STATED PROBLEM
Begin at the line that contains "What data populates" and reproduce it along with every line after it to the end of the listing; skip any pictures.

Stored data:
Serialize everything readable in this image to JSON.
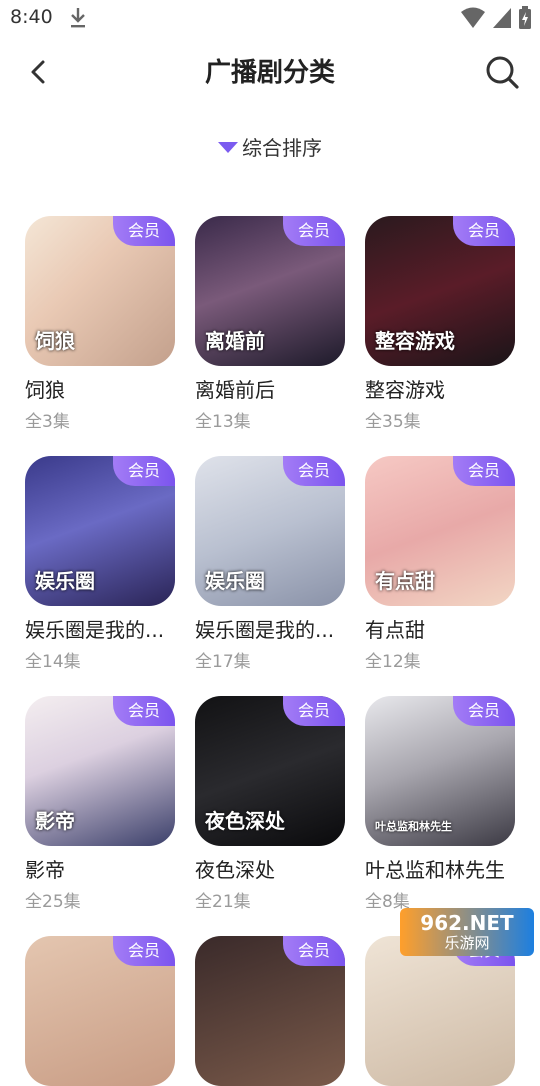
{
  "status": {
    "time": "8:40"
  },
  "header": {
    "title": "广播剧分类"
  },
  "sort": {
    "label": "综合排序"
  },
  "badge_label": "会员",
  "items": [
    {
      "title": "饲狼",
      "count": "全3集",
      "bg": "linear-gradient(135deg,#f4e6d6 0%,#e9c9b4 40%,#c3a08c 100%)",
      "art": "饲狼"
    },
    {
      "title": "离婚前后",
      "count": "全13集",
      "bg": "linear-gradient(160deg,#3a2a4a 0%,#7a5a7a 45%,#1d1a2a 100%)",
      "art": "离婚前"
    },
    {
      "title": "整容游戏",
      "count": "全35集",
      "bg": "linear-gradient(160deg,#2a1a1e 0%,#5a1c28 50%,#1a1418 100%)",
      "art": "整容游戏"
    },
    {
      "title": "娱乐圈是我的...",
      "count": "全14集",
      "bg": "linear-gradient(160deg,#3a3a8a 0%,#6a6ac4 45%,#2a2456 100%)",
      "art": "娱乐圈"
    },
    {
      "title": "娱乐圈是我的...",
      "count": "全17集",
      "bg": "linear-gradient(160deg,#dfe2ea 0%,#b9c0d0 50%,#8a92a8 100%)",
      "art": "娱乐圈"
    },
    {
      "title": "有点甜",
      "count": "全12集",
      "bg": "linear-gradient(160deg,#f6c9c4 0%,#e8a9a8 50%,#f2d6c4 100%)",
      "art": "有点甜"
    },
    {
      "title": "影帝",
      "count": "全25集",
      "bg": "linear-gradient(160deg,#f4eef0 0%,#dcd0e0 40%,#3b3f6a 100%)",
      "art": "影帝"
    },
    {
      "title": "夜色深处",
      "count": "全21集",
      "bg": "linear-gradient(160deg,#121214 0%,#2a2a2e 50%,#0a0a0c 100%)",
      "art": "夜色深处"
    },
    {
      "title": "叶总监和林先生",
      "count": "全8集",
      "bg": "linear-gradient(160deg,#e8e8ec 0%,#a8a6ae 45%,#3c3a44 100%)",
      "art": "叶总监和林先生"
    }
  ],
  "partial_items": [
    {
      "bg": "linear-gradient(160deg,#e4c6b0 0%,#c89c84 100%)"
    },
    {
      "bg": "linear-gradient(160deg,#3a2a2a 0%,#7a5a4a 100%)"
    },
    {
      "bg": "linear-gradient(160deg,#efe4d6 0%,#cdb9a4 100%)"
    }
  ],
  "watermark": {
    "brand": "962.NET",
    "sub": "乐游网"
  },
  "colors": {
    "accent": "#7b54ee",
    "badge_start": "#a37cf6"
  }
}
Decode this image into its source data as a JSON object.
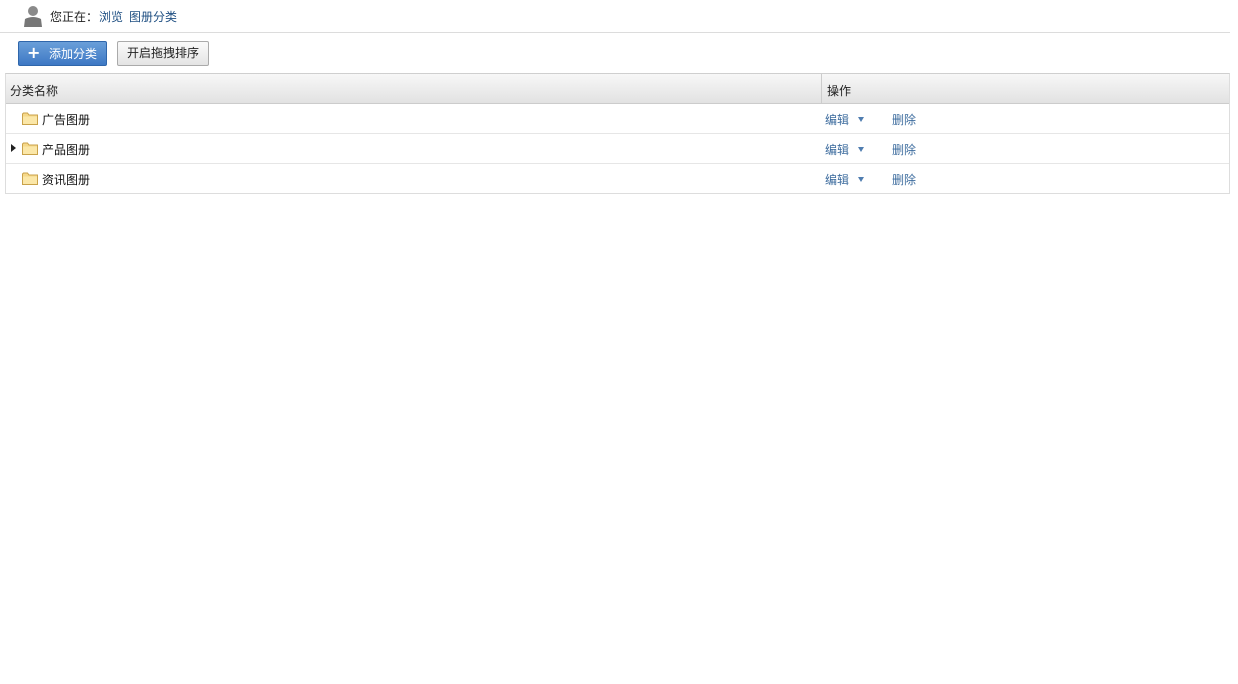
{
  "breadcrumb": {
    "prefix": "您正在：",
    "items": [
      "浏览",
      "图册分类"
    ]
  },
  "toolbar": {
    "add_label": "添加分类",
    "sort_label": "开启拖拽排序"
  },
  "table": {
    "columns": [
      "分类名称",
      "操作"
    ],
    "rows": [
      {
        "name": "广告图册",
        "expandable": false,
        "edit": "编辑",
        "delete": "删除"
      },
      {
        "name": "产品图册",
        "expandable": true,
        "edit": "编辑",
        "delete": "删除"
      },
      {
        "name": "资讯图册",
        "expandable": false,
        "edit": "编辑",
        "delete": "删除"
      }
    ]
  },
  "icons": {
    "avatar": "user-avatar-icon",
    "folder": "folder-icon",
    "expand": "expand-arrow-icon",
    "dropdown": "dropdown-caret-icon",
    "add": "plus-icon"
  },
  "colors": {
    "link": "#1f4f82",
    "action_link": "#3d6c9e",
    "primary_button": "#3d78c4"
  }
}
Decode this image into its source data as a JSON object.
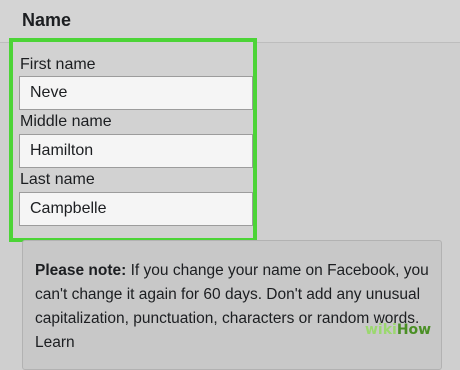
{
  "section_title": "Name",
  "fields": {
    "first": {
      "label": "First name",
      "value": "Neve"
    },
    "middle": {
      "label": "Middle name",
      "value": "Hamilton"
    },
    "last": {
      "label": "Last name",
      "value": "Campbelle"
    }
  },
  "note": {
    "bold": "Please note:",
    "text": " If you change your name on Facebook, you can't change it again for 60 days. Don't add any unusual capitalization, punctuation, characters or random words. Learn"
  },
  "watermark": {
    "prefix": "wiki",
    "suffix": "How"
  },
  "colors": {
    "highlight": "#4cd437"
  }
}
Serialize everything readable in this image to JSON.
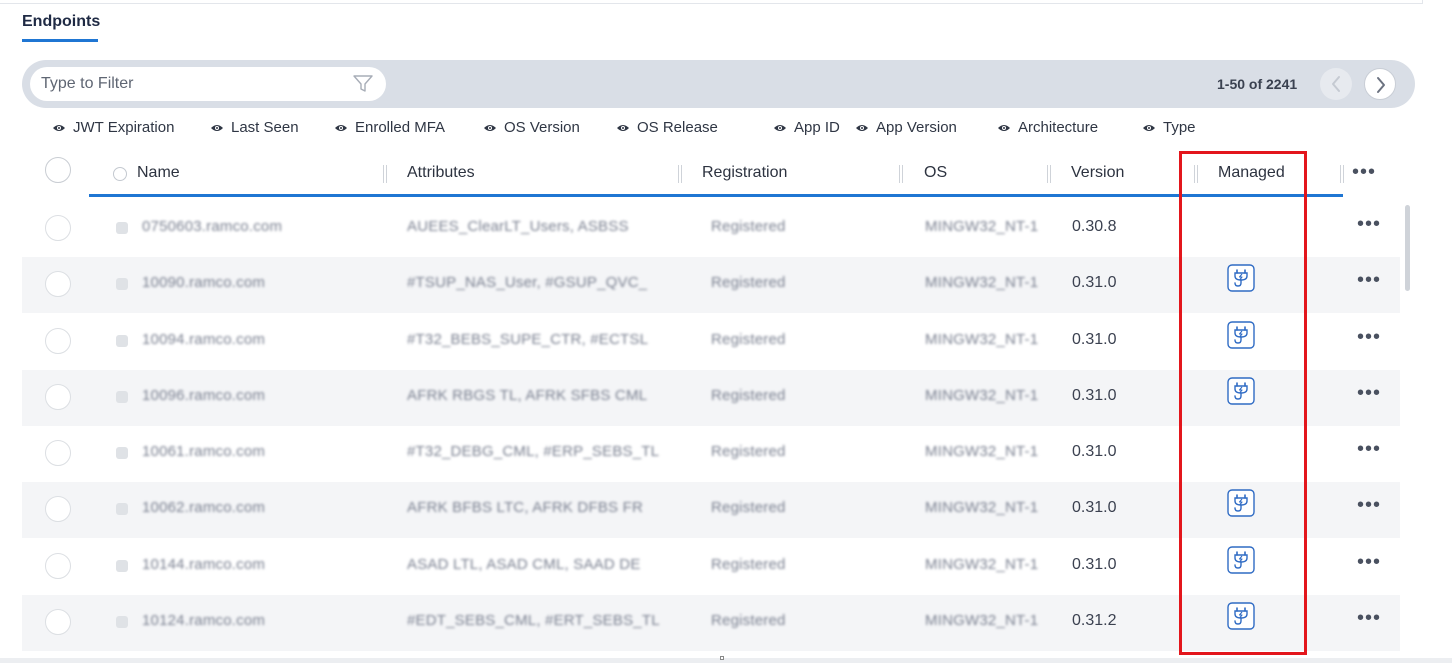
{
  "page": {
    "title": "Endpoints"
  },
  "filter": {
    "placeholder": "Type to Filter"
  },
  "pagination": {
    "range_text": "1-50 of 2241"
  },
  "column_toggles": [
    "JWT Expiration",
    "Last Seen",
    "Enrolled MFA",
    "OS Version",
    "OS Release",
    "App ID",
    "App Version",
    "Architecture",
    "Type"
  ],
  "table": {
    "headers": {
      "name": "Name",
      "attributes": "Attributes",
      "registration": "Registration",
      "os": "OS",
      "version": "Version",
      "managed": "Managed"
    },
    "rows": [
      {
        "name": "0750603.ramco.com",
        "attributes": "AUEES_ClearLT_Users, ASBSS",
        "registration": "Registered",
        "os": "MINGW32_NT-1",
        "version": "0.30.8",
        "managed": false
      },
      {
        "name": "10090.ramco.com",
        "attributes": "#TSUP_NAS_User, #GSUP_QVC_",
        "registration": "Registered",
        "os": "MINGW32_NT-1",
        "version": "0.31.0",
        "managed": true
      },
      {
        "name": "10094.ramco.com",
        "attributes": "#T32_BEBS_SUPE_CTR, #ECTSL",
        "registration": "Registered",
        "os": "MINGW32_NT-1",
        "version": "0.31.0",
        "managed": true
      },
      {
        "name": "10096.ramco.com",
        "attributes": "AFRK RBGS TL, AFRK SFBS CML",
        "registration": "Registered",
        "os": "MINGW32_NT-1",
        "version": "0.31.0",
        "managed": true
      },
      {
        "name": "10061.ramco.com",
        "attributes": "#T32_DEBG_CML, #ERP_SEBS_TL",
        "registration": "Registered",
        "os": "MINGW32_NT-1",
        "version": "0.31.0",
        "managed": false
      },
      {
        "name": "10062.ramco.com",
        "attributes": "AFRK BFBS LTC, AFRK DFBS FR",
        "registration": "Registered",
        "os": "MINGW32_NT-1",
        "version": "0.31.0",
        "managed": true
      },
      {
        "name": "10144.ramco.com",
        "attributes": "ASAD LTL, ASAD CML, SAAD DE",
        "registration": "Registered",
        "os": "MINGW32_NT-1",
        "version": "0.31.0",
        "managed": true
      },
      {
        "name": "10124.ramco.com",
        "attributes": "#EDT_SEBS_CML, #ERT_SEBS_TL",
        "registration": "Registered",
        "os": "MINGW32_NT-1",
        "version": "0.31.2",
        "managed": true
      }
    ]
  },
  "icons": {
    "filter": "funnel-icon",
    "prev": "chevron-left-icon",
    "next": "chevron-right-icon",
    "toggle": "eye-icon",
    "managed": "managed-plug-icon",
    "row_menu": "more-horizontal-icon"
  },
  "colors": {
    "accent": "#1f76d3",
    "highlight": "#e3161c",
    "filter_bar": "#d9dee6"
  }
}
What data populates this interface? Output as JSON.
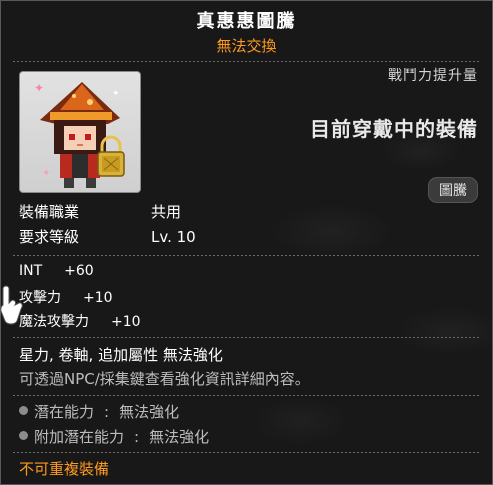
{
  "item": {
    "name": "真惠惠圖騰",
    "trade": "無法交換",
    "cp_label": "戰鬥力提升量",
    "equipped_label": "目前穿戴中的裝備",
    "job_badge": "圖騰"
  },
  "requirements": [
    {
      "key": "裝備職業",
      "value": "共用"
    },
    {
      "key": "要求等級",
      "value": "Lv. 10"
    }
  ],
  "stats": [
    {
      "key": "INT",
      "value": "+60"
    },
    {
      "key": "攻擊力",
      "value": "+10"
    },
    {
      "key": "魔法攻擊力",
      "value": "+10"
    }
  ],
  "flags": "星力, 卷軸, 追加屬性 無法強化",
  "description": "可透過NPC/採集鍵查看強化資訊詳細內容。",
  "potentials": [
    {
      "key": "潛在能力",
      "value": "無法強化"
    },
    {
      "key": "附加潛在能力",
      "value": "無法強化"
    }
  ],
  "warning": "不可重複裝備",
  "colors": {
    "accent": "#ff9a1f",
    "text": "#ffffff",
    "muted": "#bdbdbd",
    "panel": "#161616"
  },
  "icons": [
    "megumin-totem-icon",
    "lock-icon",
    "hand-cursor-icon",
    "bullet-dot-icon"
  ]
}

ANSWER IN FULL
What data populates this interface? Output as JSON.
{
  "item": {
    "name": "真惠惠圖騰",
    "trade": "無法交換",
    "cp_label": "戰鬥力提升量",
    "equipped_label": "目前穿戴中的裝備",
    "job_badge": "圖騰"
  },
  "requirements": [
    {
      "key": "裝備職業",
      "value": "共用"
    },
    {
      "key": "要求等級",
      "value": "Lv. 10"
    }
  ],
  "stats": [
    {
      "key": "INT",
      "value": "+60"
    },
    {
      "key": "攻擊力",
      "value": "+10"
    },
    {
      "key": "魔法攻擊力",
      "value": "+10"
    }
  ],
  "flags": "星力, 卷軸, 追加屬性 無法強化",
  "description": "可透過NPC/採集鍵查看強化資訊詳細內容。",
  "potentials": [
    {
      "key": "潛在能力",
      "value": "無法強化"
    },
    {
      "key": "附加潛在能力",
      "value": "無法強化"
    }
  ],
  "warning": "不可重複裝備",
  "colors": {
    "accent": "#ff9a1f",
    "text": "#ffffff",
    "muted": "#bdbdbd",
    "panel": "#161616"
  },
  "icons": [
    "megumin-totem-icon",
    "lock-icon",
    "hand-cursor-icon",
    "bullet-dot-icon"
  ]
}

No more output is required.